• _Text_:
If you design your day so that you’re devoting the majority of your time to high-value activities, you’re going to be more productive – and more valuable to your team.

Here are five tactics you can use to design better working days for yourself.

1. Keeping on track

Peter Bregman summarised an approach to planning and organising your day using just 18 minutes of it, in a post for the Harvard Business Review blog network. The key here is doing hourly reviews of your work against the goals you set, to make sure you’re getting the results you need.

2. Starting well

Bregman has a plan for the first five minutes of your working day, in the article linked to above. However, the whole first hour can be critical in making the most of it. Fast Company’s Kevin Purdy suggests some of the best ways of using it to get your day in shape – including ignoring your email, and getting the job you’ve been dreading out of the way before anything else.

• _Stated exercise a_:
Answer these questions about the text on designing better working days:
(i) How many tactics does the text say it offers?
(ii) How many minutes does Bregman's approach to planning and organizing the day use?
(iii) Kevin Purdy writes for which publication?
The text and the rows that come next are unrelated to each other.

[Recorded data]
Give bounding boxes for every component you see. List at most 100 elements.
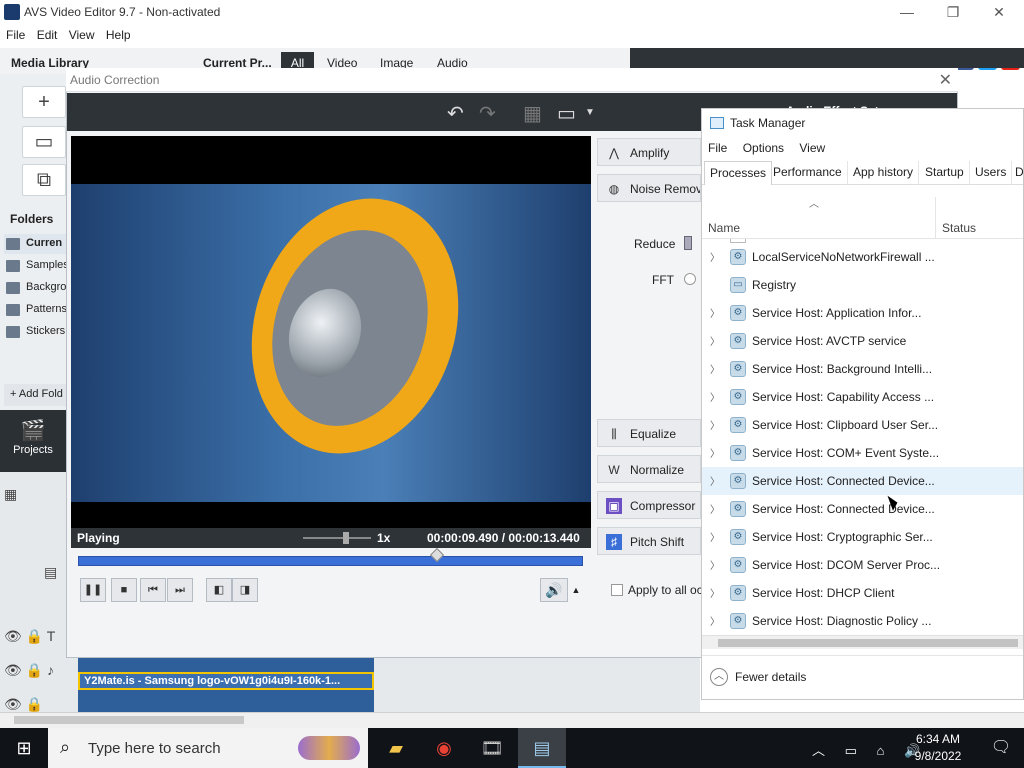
process-row[interactable]: 〉 ⚙ Service Host: Background Intelli... bbox=[702, 355, 1023, 383]
windows-start-icon[interactable]: ⊞ bbox=[0, 728, 48, 768]
process-row[interactable]: 〉 ⚙ LocalServiceNoNetworkFirewall ... bbox=[702, 243, 1023, 271]
process-row[interactable]: 〉 ⚙ Service Host: Diagnostic Policy ... bbox=[702, 607, 1023, 635]
menu-view[interactable]: View bbox=[67, 24, 97, 46]
storyboard-icon[interactable]: ▦ bbox=[4, 486, 17, 503]
menu-edit[interactable]: Edit bbox=[35, 24, 60, 46]
process-row[interactable]: 〉 ⚙ Service Host: Connected Device... bbox=[702, 495, 1023, 523]
process-row[interactable]: 〉 ⚙ Service Host: COM+ Event Syste... bbox=[702, 439, 1023, 467]
effect-compressor-button[interactable]: ▣ Compressor bbox=[597, 491, 701, 519]
reduce-slider[interactable] bbox=[684, 236, 692, 250]
chevron-right-icon[interactable]: 〉 bbox=[710, 333, 720, 348]
video-capture-icon[interactable]: ▭ bbox=[22, 126, 66, 158]
eye-lock-music-icon[interactable]: 👁 🔒 ♪ bbox=[4, 662, 54, 679]
process-list-scrollbar[interactable] bbox=[702, 635, 1023, 649]
chevron-right-icon[interactable]: 〉 bbox=[710, 305, 720, 320]
folder-item[interactable]: Stickers bbox=[4, 322, 66, 342]
apply-to-all-checkbox[interactable]: Apply to all occ bbox=[611, 583, 709, 597]
taskbar-search-box[interactable]: ⌕ Type here to search bbox=[48, 728, 368, 768]
file-explorer-icon[interactable]: ▰ bbox=[372, 728, 420, 768]
column-divider[interactable] bbox=[935, 197, 936, 239]
task-manager-taskbar-icon[interactable]: ▤ bbox=[518, 728, 566, 768]
chevron-down-icon[interactable]: ▼ bbox=[585, 107, 595, 118]
projects-button[interactable]: 🎬 Projects bbox=[0, 410, 66, 472]
restore-button[interactable]: ❐ bbox=[930, 0, 976, 24]
menu-file[interactable]: File bbox=[4, 24, 27, 46]
audio-clip[interactable]: Y2Mate.is - Samsung logo-vOW1g0i4u9I-160… bbox=[78, 672, 374, 690]
tm-menu-options[interactable]: Options bbox=[737, 139, 790, 157]
mark-out-button[interactable]: ◨ bbox=[232, 578, 258, 602]
effect-amplify-button[interactable]: ⋀ Amplify bbox=[597, 138, 701, 166]
tab-users[interactable]: Users bbox=[970, 161, 1013, 185]
sort-chevron-up-icon[interactable]: ︿ bbox=[809, 195, 819, 210]
seek-bar[interactable] bbox=[78, 556, 583, 566]
stop-button[interactable]: ■ bbox=[111, 578, 137, 602]
next-frame-button[interactable]: ⏭ bbox=[167, 578, 193, 602]
tm-menu-file[interactable]: File bbox=[702, 139, 733, 157]
chevron-right-icon[interactable]: 〉 bbox=[710, 529, 720, 544]
chevron-right-icon[interactable]: 〉 bbox=[710, 557, 720, 572]
process-row[interactable]: 〉 ⚙ Service Host: AVCTP service bbox=[702, 327, 1023, 355]
taskbar-clock[interactable]: 6:34 AM 9/8/2022 bbox=[908, 731, 968, 765]
effect-noise-removal-button[interactable]: ◍Noise Removal bbox=[597, 174, 701, 202]
volume-icon[interactable]: 🔊 bbox=[540, 578, 568, 602]
chevron-right-icon[interactable]: 〉 bbox=[710, 249, 720, 264]
effect-pitch-shift-button[interactable]: ♯ Pitch Shift bbox=[597, 527, 701, 555]
tab-app-history[interactable]: App history bbox=[848, 161, 920, 185]
fft-radio[interactable] bbox=[684, 273, 696, 285]
add-icon[interactable]: + bbox=[22, 86, 66, 118]
notification-icon[interactable]: 🗨 bbox=[978, 728, 1024, 768]
chevron-right-icon[interactable]: 〉 bbox=[710, 389, 720, 404]
speed-slider[interactable] bbox=[303, 537, 371, 539]
speed-slider-thumb[interactable] bbox=[343, 532, 349, 544]
process-row[interactable]: 〉 ⚙ Service Host: DCOM Server Proc... bbox=[702, 551, 1023, 579]
chevron-right-icon[interactable]: 〉 bbox=[710, 473, 720, 488]
monitor-icon[interactable]: ▭ bbox=[557, 101, 576, 126]
undo-icon[interactable]: ↶ bbox=[447, 101, 464, 126]
eye-lock-text-icon[interactable]: 👁 🔒 T bbox=[4, 628, 55, 645]
process-row[interactable]: 〉 ⚙ Service Host: DHCP Client bbox=[702, 579, 1023, 607]
folder-item[interactable]: Curren bbox=[4, 234, 66, 254]
chevron-right-icon[interactable]: 〉 bbox=[710, 417, 720, 432]
mark-in-button[interactable]: ◧ bbox=[206, 578, 232, 602]
effect-normalize-button[interactable]: W Normalize bbox=[597, 455, 701, 483]
menu-help[interactable]: Help bbox=[104, 24, 133, 46]
process-row[interactable]: 〉 ⚙ Service Host: Application Infor... bbox=[702, 299, 1023, 327]
effect-equalize-button[interactable]: ⫼ Equalize bbox=[597, 419, 701, 447]
folder-item[interactable]: Samples bbox=[4, 256, 66, 276]
folder-item[interactable]: Backgro bbox=[4, 278, 66, 298]
chevron-right-icon[interactable]: 〉 bbox=[710, 445, 720, 460]
scroll-thumb[interactable] bbox=[14, 716, 244, 724]
tab-performance[interactable]: Performance bbox=[768, 161, 848, 185]
folder-item[interactable]: Patterns bbox=[4, 300, 66, 320]
process-row[interactable]: 〉 ⚙ Service Host: Connected Device... bbox=[702, 467, 1023, 495]
eye-lock-track-icon[interactable]: 👁 🔒 bbox=[4, 696, 43, 713]
chrome-icon[interactable]: ◉ bbox=[420, 728, 468, 768]
redo-icon[interactable]: ↷ bbox=[479, 101, 496, 126]
add-folder-button[interactable]: + Add Fold bbox=[4, 384, 68, 406]
tab-processes[interactable]: Processes bbox=[704, 161, 773, 185]
screen-capture-icon[interactable]: ⧉ bbox=[22, 164, 66, 196]
avs-video-editor-icon[interactable]: 🎞 bbox=[468, 728, 516, 768]
grid-icon[interactable]: ▦ bbox=[523, 101, 542, 126]
process-row[interactable]: 〉 ⚙ Service Host: Capability Access ... bbox=[702, 383, 1023, 411]
fewer-details-button[interactable]: ︿ Fewer details bbox=[702, 655, 1023, 699]
tab-details[interactable]: D bbox=[1010, 161, 1023, 185]
chevron-right-icon[interactable]: 〉 bbox=[710, 361, 720, 376]
tm-menu-view[interactable]: View bbox=[793, 139, 831, 157]
process-row[interactable]: 〉 ⚙ Service Host: Clipboard User Ser... bbox=[702, 411, 1023, 439]
column-status[interactable]: Status bbox=[942, 221, 976, 235]
previous-frame-button[interactable]: ⏮ bbox=[140, 578, 166, 602]
chevron-up-icon[interactable]: ▲ bbox=[568, 578, 584, 602]
timeline-scrollbar[interactable] bbox=[0, 712, 1024, 728]
process-row[interactable]: 〉 ⚙ Service Host: Cryptographic Ser... bbox=[702, 523, 1023, 551]
close-button[interactable]: ✕ bbox=[976, 0, 1022, 24]
chevron-right-icon[interactable]: 〉 bbox=[710, 613, 720, 628]
scroll-thumb[interactable] bbox=[718, 639, 1018, 647]
chevron-right-icon[interactable]: 〉 bbox=[710, 585, 720, 600]
minimize-button[interactable]: — bbox=[884, 0, 930, 24]
pause-button[interactable]: ❚❚ bbox=[80, 578, 106, 602]
process-row[interactable]: ▭ Registry bbox=[702, 271, 1023, 299]
tab-startup[interactable]: Startup bbox=[920, 161, 970, 185]
chevron-right-icon[interactable]: 〉 bbox=[710, 501, 720, 516]
close-icon[interactable]: ✕ bbox=[939, 70, 952, 90]
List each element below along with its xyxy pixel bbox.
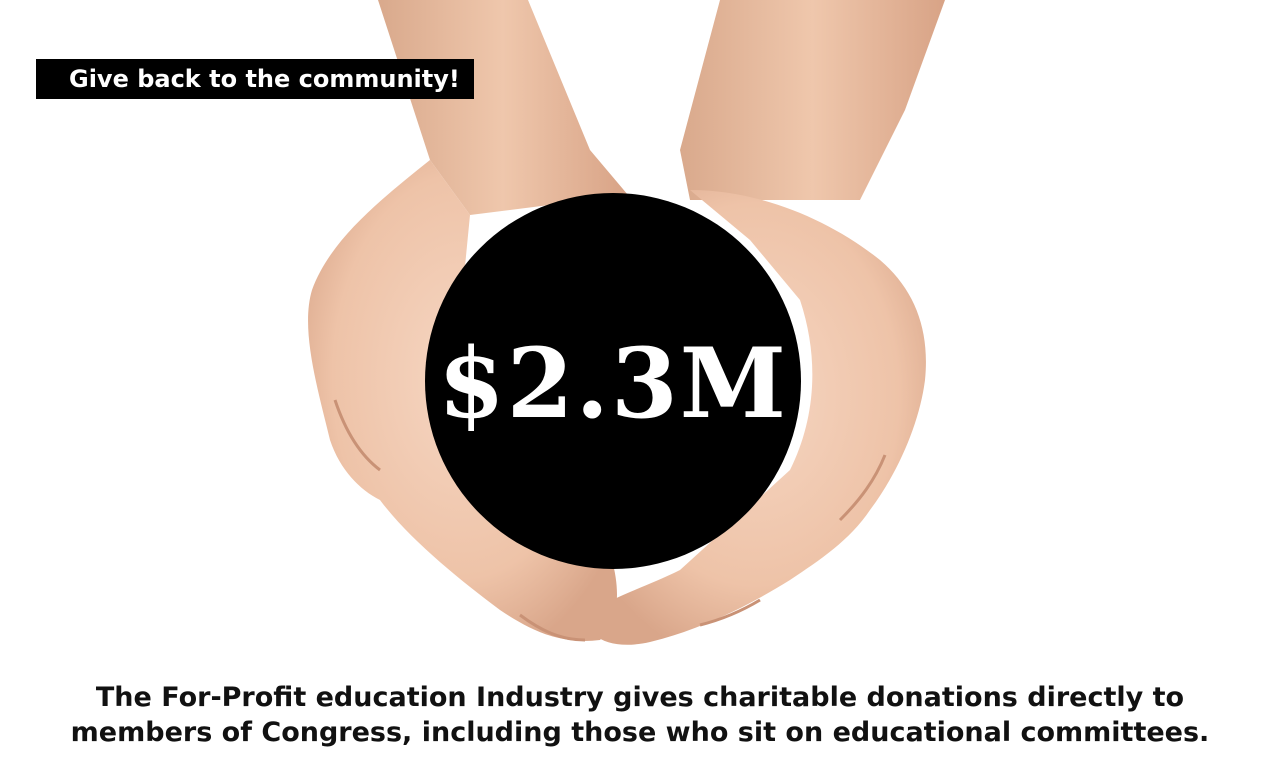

• _Stated exercise b_: Render the rows as a numbered list, starting at the line that contains "process-row[interactable]: 〉 ⚙ Service Host: Background" and ending at the line that contains "menu-edit[interactable]: Edit bbox=[35, 24, 60, 46]".

• _Written answer a_:
(i) Five
(ii) 18 minutes
(iii) Fast Company

• _Written answer b_:
1. process-row[interactable]: 〉 ⚙ Service Host: Background Intelli... bbox=[702, 355, 1023, 383]
2. windows-start-icon[interactable]: ⊞ bbox=[0, 728, 48, 768]
3. process-row[interactable]: 〉 ⚙ LocalServiceNoNetworkFirewall ... bbox=[702, 243, 1023, 271]
4. process-row[interactable]: 〉 ⚙ Service Host: Diagnostic Policy ... bbox=[702, 607, 1023, 635]
5. menu-view[interactable]: View bbox=[67, 24, 97, 46]
6. storyboard-icon[interactable]: ▦ bbox=[4, 486, 17, 503]
7. menu-edit[interactable]: Edit bbox=[35, 24, 60, 46]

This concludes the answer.